--- TASK DESCRIPTION ---
Show each line that has the string "排除①④" in it.

Data entries:
::::::::

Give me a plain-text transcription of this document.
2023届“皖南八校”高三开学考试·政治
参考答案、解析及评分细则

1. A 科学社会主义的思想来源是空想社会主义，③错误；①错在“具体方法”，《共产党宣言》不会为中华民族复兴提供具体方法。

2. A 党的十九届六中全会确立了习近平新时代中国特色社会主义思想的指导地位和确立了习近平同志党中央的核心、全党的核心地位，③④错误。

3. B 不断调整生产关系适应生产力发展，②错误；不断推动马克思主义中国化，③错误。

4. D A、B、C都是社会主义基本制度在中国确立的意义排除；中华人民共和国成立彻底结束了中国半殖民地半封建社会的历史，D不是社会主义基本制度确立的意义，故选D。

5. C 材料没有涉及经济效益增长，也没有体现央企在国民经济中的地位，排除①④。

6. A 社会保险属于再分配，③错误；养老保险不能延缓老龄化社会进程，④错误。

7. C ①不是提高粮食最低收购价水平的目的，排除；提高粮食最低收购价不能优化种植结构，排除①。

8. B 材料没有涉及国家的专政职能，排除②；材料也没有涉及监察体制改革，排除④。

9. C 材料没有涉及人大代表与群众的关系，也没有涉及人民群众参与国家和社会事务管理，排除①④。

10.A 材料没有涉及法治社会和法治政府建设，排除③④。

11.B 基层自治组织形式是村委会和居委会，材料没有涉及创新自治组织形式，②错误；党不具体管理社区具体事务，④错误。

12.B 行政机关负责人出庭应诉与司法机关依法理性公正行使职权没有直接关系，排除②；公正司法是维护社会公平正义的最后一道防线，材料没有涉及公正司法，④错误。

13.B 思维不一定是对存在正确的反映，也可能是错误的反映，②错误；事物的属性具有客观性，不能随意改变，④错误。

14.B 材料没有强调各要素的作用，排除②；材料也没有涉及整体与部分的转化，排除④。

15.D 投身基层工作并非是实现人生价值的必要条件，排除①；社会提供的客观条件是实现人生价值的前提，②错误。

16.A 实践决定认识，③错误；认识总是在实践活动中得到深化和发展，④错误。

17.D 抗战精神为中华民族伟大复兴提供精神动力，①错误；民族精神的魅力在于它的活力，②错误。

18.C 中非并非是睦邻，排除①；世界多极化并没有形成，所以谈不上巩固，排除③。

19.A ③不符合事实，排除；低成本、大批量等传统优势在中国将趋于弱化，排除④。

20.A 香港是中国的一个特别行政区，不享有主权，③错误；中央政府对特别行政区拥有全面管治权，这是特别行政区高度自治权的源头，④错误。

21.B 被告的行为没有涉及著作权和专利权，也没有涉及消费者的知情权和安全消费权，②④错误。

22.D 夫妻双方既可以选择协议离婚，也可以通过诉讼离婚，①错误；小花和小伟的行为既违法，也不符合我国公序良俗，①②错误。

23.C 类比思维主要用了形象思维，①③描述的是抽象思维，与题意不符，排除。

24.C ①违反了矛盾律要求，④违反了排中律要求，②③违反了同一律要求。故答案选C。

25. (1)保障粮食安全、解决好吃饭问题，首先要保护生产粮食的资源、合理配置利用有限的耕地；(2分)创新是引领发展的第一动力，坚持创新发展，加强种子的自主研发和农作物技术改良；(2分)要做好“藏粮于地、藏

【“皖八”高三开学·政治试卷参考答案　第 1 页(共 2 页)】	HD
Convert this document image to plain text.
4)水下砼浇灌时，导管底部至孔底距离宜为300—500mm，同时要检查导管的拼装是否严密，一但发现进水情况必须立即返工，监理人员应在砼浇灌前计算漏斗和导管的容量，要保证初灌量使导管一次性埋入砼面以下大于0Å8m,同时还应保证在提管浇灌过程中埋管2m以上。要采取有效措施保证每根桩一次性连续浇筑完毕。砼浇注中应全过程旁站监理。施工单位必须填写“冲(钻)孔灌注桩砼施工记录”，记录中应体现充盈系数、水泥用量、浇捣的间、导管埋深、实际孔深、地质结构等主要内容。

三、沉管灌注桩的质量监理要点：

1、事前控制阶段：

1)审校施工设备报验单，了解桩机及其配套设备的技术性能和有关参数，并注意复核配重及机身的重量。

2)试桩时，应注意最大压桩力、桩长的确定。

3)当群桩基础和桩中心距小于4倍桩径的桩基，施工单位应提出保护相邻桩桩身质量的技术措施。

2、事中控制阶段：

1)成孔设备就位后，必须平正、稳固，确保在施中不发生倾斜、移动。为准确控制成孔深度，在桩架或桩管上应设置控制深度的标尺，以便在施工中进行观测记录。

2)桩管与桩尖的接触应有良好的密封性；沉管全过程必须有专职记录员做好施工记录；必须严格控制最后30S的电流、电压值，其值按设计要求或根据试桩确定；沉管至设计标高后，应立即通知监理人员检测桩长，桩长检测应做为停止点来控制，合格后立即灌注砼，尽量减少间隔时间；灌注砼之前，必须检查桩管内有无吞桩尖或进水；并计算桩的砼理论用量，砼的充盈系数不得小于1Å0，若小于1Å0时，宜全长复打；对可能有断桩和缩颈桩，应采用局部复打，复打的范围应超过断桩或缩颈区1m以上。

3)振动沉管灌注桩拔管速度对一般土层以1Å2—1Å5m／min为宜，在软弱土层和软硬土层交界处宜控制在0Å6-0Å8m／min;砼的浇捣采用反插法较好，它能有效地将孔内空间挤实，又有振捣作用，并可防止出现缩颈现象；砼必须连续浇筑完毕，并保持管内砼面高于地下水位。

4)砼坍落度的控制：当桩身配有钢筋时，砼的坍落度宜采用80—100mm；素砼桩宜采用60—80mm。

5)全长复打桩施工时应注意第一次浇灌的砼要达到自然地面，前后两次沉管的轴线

::::::::

--- EXERCISE SOLUTION ---
5. C 材料没有涉及经济效益增长，也没有体现央企在国民经济中的地位，排除①④。
9. C 材料没有涉及人大代表与群众的关系，也没有涉及人民群众参与国家和社会事务管理，排除①④。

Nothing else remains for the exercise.